## Written instruction 1
In the patch discussion below, condense the paragraph beginning "Now the min_delta is 0x600" into two sentences that keep its main facts.
# Start of Selected extract
Re: [PATCH 1/3] LoongArch: Reduce min_delta for the arch clockevent device

From: Huacai Chen
Date: Fri Nov 15 2024 - 01:45:15 EST


On Thu, Nov 14, 2024 at 9:27 PM Sebastian Andrzej Siewior
<bigeasy@xxxxxxxxxxxxx> wrote:
>
> On 2024-11-14 19:46:39 [+0800], Huacai Chen wrote:
> > Hi, Sebastian,
> Hi,
>
> > On Thu, Nov 14, 2024 at 6:21 PM Sebastian Andrzej Siewior
> > <bigeasy@xxxxxxxxxxxxx> wrote:
> > >
> > > On 2024-11-08 17:15:43 [+0800], Huacai Chen wrote:
> > > > Now the min_delta is 0x600 (1536) for LoongArch's constant clockevent
> > > > device. For a 100MHz hardware timer this means ~15us. This is a little
> > > > big, especially for PREEMPT_RT enabled kernels. So reduce it to 1000
> > > > (we don't want too small values to affect performance).
> > >
> > > So this reduces it to 10us. Is anything lower than that bad performance
> > > wise?
# End of Selected extract
# Start of Information given
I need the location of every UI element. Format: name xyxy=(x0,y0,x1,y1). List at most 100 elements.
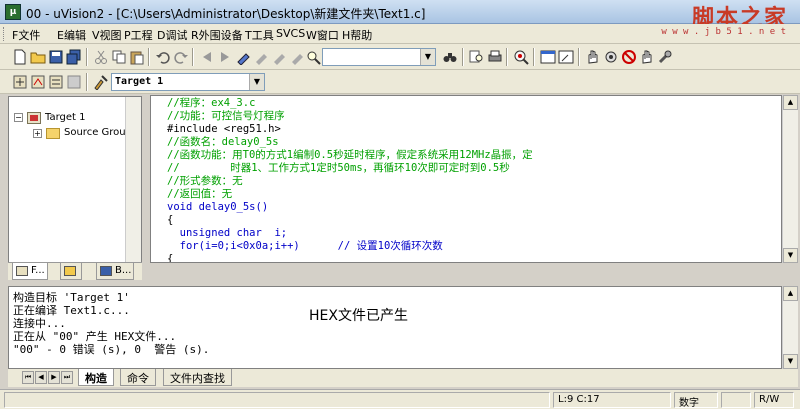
new-file-icon[interactable] xyxy=(12,49,28,65)
debug-session-icon[interactable] xyxy=(513,49,529,65)
code-text: //返回值：无 xyxy=(167,188,233,200)
menu-window[interactable]: W窗口 xyxy=(306,27,339,43)
num-lock-indicator: 数字 xyxy=(674,392,718,409)
menu-help[interactable]: H帮助 xyxy=(342,27,372,43)
undo-icon[interactable] xyxy=(155,49,171,65)
code-text: //函数名：delay0_5s xyxy=(167,136,279,148)
cut-icon[interactable] xyxy=(93,49,109,65)
scroll-down-icon[interactable]: ▼ xyxy=(783,248,798,263)
target-icon xyxy=(27,112,41,124)
chevron-down-icon[interactable]: ▼ xyxy=(249,74,264,90)
translate-icon[interactable] xyxy=(12,74,28,90)
menu-tools[interactable]: T工具 xyxy=(245,27,274,43)
main-toolbar: ▼ xyxy=(0,44,800,70)
code-text: //函数功能：用T0的方式1编制0.5秒延时程序，假定系统采用12MHz晶振，定 xyxy=(167,149,533,161)
chevron-down-icon[interactable]: ▼ xyxy=(420,49,435,65)
build-target-icon[interactable] xyxy=(30,74,46,90)
configure-icon[interactable] xyxy=(603,49,619,65)
menu-peripherals[interactable]: R外围设备 xyxy=(191,27,243,43)
output-line: 正在从 "00" 产生 HEX文件... xyxy=(13,330,177,343)
hand-pointer-icon[interactable] xyxy=(639,49,655,65)
separator xyxy=(86,48,88,66)
output-line: "00" - 0 错误 (s), 0 警告 (s). xyxy=(13,343,210,356)
find-in-files-icon[interactable] xyxy=(469,49,485,65)
tab-last-icon[interactable]: ⏭ xyxy=(61,371,73,384)
tab-command[interactable]: 命令 xyxy=(120,369,156,386)
paste-icon[interactable] xyxy=(129,49,145,65)
bookmark-prev-icon[interactable] xyxy=(253,49,269,65)
separator xyxy=(148,48,150,66)
code-editor[interactable]: //程序：ex4_3.c //功能：可控信号灯程序 #include <reg5… xyxy=(150,95,782,263)
scroll-up-icon[interactable]: ▲ xyxy=(783,286,798,301)
bookmark-next-icon[interactable] xyxy=(271,49,287,65)
status-message xyxy=(4,392,550,408)
hex-generated-label: HEX文件已产生 xyxy=(309,308,408,324)
bookmark-clear-icon[interactable] xyxy=(289,49,305,65)
hand-icon[interactable] xyxy=(585,49,601,65)
copy-icon[interactable] xyxy=(111,49,127,65)
print-icon[interactable] xyxy=(487,49,503,65)
separator xyxy=(462,48,464,66)
collapse-icon[interactable]: − xyxy=(14,113,23,122)
open-folder-icon[interactable] xyxy=(30,49,46,65)
tab-prev-icon[interactable]: ◀ xyxy=(35,371,47,384)
regs-tab-icon xyxy=(64,266,76,276)
disable-icon[interactable] xyxy=(621,49,637,65)
scroll-down-icon[interactable]: ▼ xyxy=(783,354,798,369)
bookmark-icon[interactable] xyxy=(235,49,251,65)
scroll-up-icon[interactable]: ▲ xyxy=(783,95,798,110)
code-line: //返回值：无 xyxy=(167,188,232,201)
code-line: unsigned char i; xyxy=(167,227,287,240)
files-tab-icon xyxy=(16,266,28,276)
tab-find-in-files[interactable]: 文件内查找 xyxy=(163,369,232,386)
save-icon[interactable] xyxy=(48,49,64,65)
project-scrollbar[interactable] xyxy=(125,97,141,279)
target-select-value: Target 1 xyxy=(115,76,164,87)
menu-svcs[interactable]: SVCS xyxy=(276,27,305,40)
redo-icon[interactable] xyxy=(173,49,189,65)
separator xyxy=(533,48,535,66)
code-line: void delay0_5s() xyxy=(167,201,268,214)
output-window[interactable]: 构造目标 'Target 1' 正在编译 Text1.c... 连接中... 正… xyxy=(8,286,782,369)
output-scrollbar[interactable]: ▲ ▼ xyxy=(782,286,798,369)
code-text: void delay0_5s() xyxy=(167,201,269,213)
arrow-window-icon[interactable] xyxy=(558,49,574,65)
tab-first-icon[interactable]: ⏮ xyxy=(22,371,34,384)
code-text: #include <reg51.h> xyxy=(167,123,281,135)
menu-file[interactable]: F文件 xyxy=(12,27,40,43)
code-line: //程序：ex4_3.c xyxy=(167,97,255,110)
separator xyxy=(192,48,194,66)
nav-back-icon[interactable] xyxy=(199,49,215,65)
find-combo[interactable]: ▼ xyxy=(322,48,436,66)
menu-debug[interactable]: D调试 xyxy=(157,27,187,43)
editor-scrollbar[interactable]: ▲ ▼ xyxy=(782,95,798,263)
tab-files[interactable]: F... xyxy=(12,263,48,280)
target-select[interactable]: Target 1 ▼ xyxy=(111,73,265,91)
menu-edit[interactable]: E编辑 xyxy=(57,27,86,43)
tab-books[interactable]: B... xyxy=(96,263,135,280)
code-text: for(i=0;i<0x0a;i++) // 设置10次循环次数 xyxy=(167,240,443,252)
separator xyxy=(86,73,88,91)
tab-next-icon[interactable]: ▶ xyxy=(48,371,60,384)
menu-project[interactable]: P工程 xyxy=(124,27,153,43)
stop-build-icon[interactable] xyxy=(66,74,82,90)
rebuild-all-icon[interactable] xyxy=(48,74,64,90)
window-title: 00 - uVision2 - [C:\Users\Administrator\… xyxy=(26,7,426,21)
title-bar: µ 00 - uVision2 - [C:\Users\Administrato… xyxy=(0,0,800,31)
tools-icon[interactable] xyxy=(657,49,673,65)
tab-build[interactable]: 构造 xyxy=(78,369,114,386)
binoculars-icon[interactable] xyxy=(442,49,458,65)
find-icon[interactable] xyxy=(306,49,322,65)
books-tab-icon xyxy=(100,266,112,276)
save-all-icon[interactable] xyxy=(66,49,82,65)
code-line: //功能：可控信号灯程序 xyxy=(167,110,285,123)
target-options-icon[interactable] xyxy=(93,74,109,90)
nav-forward-icon[interactable] xyxy=(217,49,233,65)
tab-regs[interactable] xyxy=(60,263,82,280)
output-line: 构造目标 'Target 1' xyxy=(13,291,130,304)
code-line: // 时器1、工作方式1定时50ms，再循环10次即可定时到0.5秒 xyxy=(167,162,510,175)
tree-target-label[interactable]: Target 1 xyxy=(45,112,85,123)
window-icon[interactable] xyxy=(540,49,556,65)
expand-icon[interactable]: + xyxy=(33,129,42,138)
menu-view[interactable]: V视图 xyxy=(92,27,122,43)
# End of Information given
## Written instruction 2
Collect every line of the records above that contains the string "save", matching case exactly.

## Expected output 1
LoongArch's constant clockevent device currently has a min_delta of 0x600 (1536), which comes to about 15us on a 100MHz hardware timer. Because that is somewhat large, especially for PREEMPT_RT enabled kernels, the patch lowers it to 1000, since values that are too small would affect performance.

## Expected output 2
save-icon[interactable] xyxy=(48,49,64,65)
save-all-icon[interactable] xyxy=(66,49,82,65)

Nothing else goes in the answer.